◆ PROBLEM TO SOLVE
Extract the complete listing and output it unchanged.

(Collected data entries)
====================

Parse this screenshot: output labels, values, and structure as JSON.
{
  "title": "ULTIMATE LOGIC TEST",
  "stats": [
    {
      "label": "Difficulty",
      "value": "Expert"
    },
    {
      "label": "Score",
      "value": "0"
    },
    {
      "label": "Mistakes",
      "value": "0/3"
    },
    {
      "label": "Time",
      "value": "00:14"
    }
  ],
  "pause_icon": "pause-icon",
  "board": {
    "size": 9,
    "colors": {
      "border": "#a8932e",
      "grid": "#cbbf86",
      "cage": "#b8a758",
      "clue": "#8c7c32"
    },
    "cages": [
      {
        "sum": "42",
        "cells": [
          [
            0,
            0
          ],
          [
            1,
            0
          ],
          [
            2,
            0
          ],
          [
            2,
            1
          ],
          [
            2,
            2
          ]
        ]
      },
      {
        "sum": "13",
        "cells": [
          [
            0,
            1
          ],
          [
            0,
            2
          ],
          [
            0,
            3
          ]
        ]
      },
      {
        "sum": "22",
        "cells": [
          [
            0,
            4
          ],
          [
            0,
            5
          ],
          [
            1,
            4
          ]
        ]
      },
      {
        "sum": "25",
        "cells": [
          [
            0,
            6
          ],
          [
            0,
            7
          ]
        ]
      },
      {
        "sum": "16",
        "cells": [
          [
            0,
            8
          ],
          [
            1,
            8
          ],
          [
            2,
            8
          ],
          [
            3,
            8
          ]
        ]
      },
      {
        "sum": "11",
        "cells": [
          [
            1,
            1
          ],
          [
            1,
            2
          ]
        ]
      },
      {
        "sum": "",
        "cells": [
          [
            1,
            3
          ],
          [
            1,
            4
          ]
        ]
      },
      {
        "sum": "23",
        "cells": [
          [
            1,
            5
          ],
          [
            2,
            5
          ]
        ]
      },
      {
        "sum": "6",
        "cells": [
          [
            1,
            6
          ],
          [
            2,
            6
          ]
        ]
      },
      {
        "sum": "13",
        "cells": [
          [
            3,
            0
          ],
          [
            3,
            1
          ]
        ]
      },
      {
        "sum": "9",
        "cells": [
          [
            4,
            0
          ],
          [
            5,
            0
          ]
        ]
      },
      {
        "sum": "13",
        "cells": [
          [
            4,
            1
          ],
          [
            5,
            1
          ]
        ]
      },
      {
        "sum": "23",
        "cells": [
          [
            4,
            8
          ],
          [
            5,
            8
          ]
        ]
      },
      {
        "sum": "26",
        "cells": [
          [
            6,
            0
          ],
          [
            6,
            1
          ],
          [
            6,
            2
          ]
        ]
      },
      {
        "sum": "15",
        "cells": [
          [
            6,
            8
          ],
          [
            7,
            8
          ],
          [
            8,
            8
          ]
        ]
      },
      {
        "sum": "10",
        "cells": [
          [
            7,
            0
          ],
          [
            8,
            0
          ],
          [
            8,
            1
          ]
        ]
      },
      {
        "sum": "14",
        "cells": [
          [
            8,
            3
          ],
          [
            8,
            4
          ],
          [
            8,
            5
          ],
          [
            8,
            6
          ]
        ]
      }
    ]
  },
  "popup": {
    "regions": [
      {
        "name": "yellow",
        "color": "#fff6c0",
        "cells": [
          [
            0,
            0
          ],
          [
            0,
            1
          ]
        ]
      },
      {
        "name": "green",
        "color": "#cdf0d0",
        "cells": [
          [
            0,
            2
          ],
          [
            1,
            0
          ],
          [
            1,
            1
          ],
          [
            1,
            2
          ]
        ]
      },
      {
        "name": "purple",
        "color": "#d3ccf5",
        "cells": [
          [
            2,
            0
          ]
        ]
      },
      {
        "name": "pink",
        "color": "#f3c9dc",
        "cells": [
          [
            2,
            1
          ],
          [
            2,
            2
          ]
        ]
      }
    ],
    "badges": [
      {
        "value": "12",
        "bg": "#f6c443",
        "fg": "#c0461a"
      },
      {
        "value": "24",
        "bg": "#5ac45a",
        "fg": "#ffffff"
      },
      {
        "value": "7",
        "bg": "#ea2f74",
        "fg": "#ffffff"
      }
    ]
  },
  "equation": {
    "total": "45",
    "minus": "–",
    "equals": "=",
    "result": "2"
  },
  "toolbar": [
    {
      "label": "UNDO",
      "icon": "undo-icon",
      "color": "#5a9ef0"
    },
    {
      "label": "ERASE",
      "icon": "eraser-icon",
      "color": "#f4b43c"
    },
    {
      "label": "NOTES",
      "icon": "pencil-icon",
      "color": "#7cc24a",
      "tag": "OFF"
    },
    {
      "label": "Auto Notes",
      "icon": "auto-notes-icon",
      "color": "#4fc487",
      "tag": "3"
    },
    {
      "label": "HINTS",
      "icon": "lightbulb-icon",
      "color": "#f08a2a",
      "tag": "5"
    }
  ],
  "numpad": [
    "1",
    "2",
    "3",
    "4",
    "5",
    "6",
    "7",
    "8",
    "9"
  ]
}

====================

◆ SOLUTION TO THIS EXERCISE
Parse this screenshot: output labels, values, and structure as JSON.
{
  "title": "ULTIMATE LOGIC TEST",
  "stats": [
    {
      "label": "Difficulty",
      "value": "Expert"
    },
    {
      "label": "Score",
      "value": "0"
    },
    {
      "label": "Mistakes",
      "value": "0/3"
    },
    {
      "label": "Time",
      "value": "00:14"
    }
  ],
  "pause_icon": "pause-icon",
  "board": {
    "size": 9,
    "colors": {
      "border": "#a8932e",
      "grid": "#cbbf86",
      "cage": "#b8a758",
      "clue": "#8c7c32"
    },
    "cages": [
      {
        "sum": "42",
        "cells": [
          [
            0,
            0
          ],
          [
            1,
            0
          ],
          [
            2,
            0
          ],
          [
            2,
            1
          ],
          [
            2,
            2
          ]
        ]
      },
      {
        "sum": "13",
        "cells": [
          [
            0,
            1
          ],
          [
            0,
            2
          ],
          [
            0,
            3
          ]
        ]
      },
      {
        "sum": "22",
        "cells": [
          [
            0,
            4
          ],
          [
            0,
            5
          ],
          [
            1,
            4
          ]
        ]
      },
      {
        "sum": "25",
        "cells": [
          [
            0,
            6
          ],
          [
            0,
            7
          ]
        ]
      },
      {
        "sum": "16",
        "cells": [
          [
            0,
            8
          ],
          [
            1,
            8
          ],
          [
            2,
            8
          ],
          [
            3,
            8
          ]
        ]
      },
      {
        "sum": "11",
        "cells": [
          [
            1,
            1
          ],
          [
            1,
            2
          ]
        ]
      },
      {
        "sum": "",
        "cells": [
          [
            1,
            3
          ],
          [
            1,
            4
          ]
        ]
      },
      {
        "sum": "23",
        "cells": [
          [
            1,
            5
          ],
          [
            2,
            5
          ]
        ]
      },
      {
        "sum": "6",
        "cells": [
          [
            1,
            6
          ],
          [
            2,
            6
          ]
        ]
      },
      {
        "sum": "13",
        "cells": [
          [
            3,
            0
          ],
          [
            3,
            1
          ]
        ]
      },
      {
        "sum": "9",
        "cells": [
          [
            4,
            0
          ],
          [
            5,
            0
          ]
        ]
      },
      {
        "sum": "13",
        "cells": [
          [
            4,
            1
          ],
          [
            5,
            1
          ]
        ]
      },
      {
        "sum": "23",
        "cells": [
          [
            4,
            8
          ],
          [
            5,
            8
          ]
        ]
      },
      {
        "sum": "26",
        "cells": [
          [
            6,
            0
          ],
          [
            6,
            1
          ],
          [
            6,
            2
          ]
        ]
      },
      {
        "sum": "15",
        "cells": [
          [
            6,
            8
          ],
          [
            7,
            8
          ],
          [
            8,
            8
          ]
        ]
      },
      {
        "sum": "10",
        "cells": [
          [
            7,
            0
          ],
          [
            8,
            0
          ],
          [
            8,
            1
          ]
        ]
      },
      {
        "sum": "14",
        "cells": [
          [
            8,
            3
          ],
          [
            8,
            4
          ],
          [
            8,
            5
          ],
          [
            8,
            6
          ]
        ]
      }
    ]
  },
  "popup": {
    "regions": [
      {
        "name": "yellow",
        "color": "#fff6c0",
        "cells": [
          [
            0,
            0
          ],
          [
            0,
            1
          ]
        ]
      },
      {
        "name": "green",
        "color": "#cdf0d0",
        "cells": [
          [
            0,
            2
          ],
          [
            1,
            0
          ],
          [
            1,
            1
          ],
          [
            1,
            2
          ]
        ]
      },
      {
        "name": "purple",
        "color": "#d3ccf5",
        "cells": [
          [
            2,
            0
          ]
        ]
      },
      {
        "name": "pink",
        "color": "#f3c9dc",
        "cells": [
          [
            2,
            1
          ],
          [
            2,
            2
          ]
        ]
      }
    ],
    "badges": [
      {
        "value": "12",
        "bg": "#f6c443",
        "fg": "#c0461a"
      },
      {
        "value": "24",
        "bg": "#5ac45a",
        "fg": "#ffffff"
      },
      {
        "value": "7",
        "bg": "#ea2f74",
        "fg": "#ffffff"
      }
    ]
  },
  "equation": {
    "total": "45",
    "minus": "–",
    "equals": "=",
    "result": "2"
  },
  "toolbar": [
    {
      "label": "UNDO",
      "icon": "undo-icon",
      "color": "#5a9ef0"
    },
    {
      "label": "ERASE",
      "icon": "eraser-icon",
      "color": "#f4b43c"
    },
    {
      "label": "NOTES",
      "icon": "pencil-icon",
      "color": "#7cc24a",
      "tag": "OFF"
    },
    {
      "label": "Auto Notes",
      "icon": "auto-notes-icon",
      "color": "#4fc487",
      "tag": "3"
    },
    {
      "label": "HINTS",
      "icon": "lightbulb-icon",
      "color": "#f08a2a",
      "tag": "5"
    }
  ],
  "numpad": [
    "1",
    "2",
    "3",
    "4",
    "5",
    "6",
    "7",
    "8",
    "9"
  ]
}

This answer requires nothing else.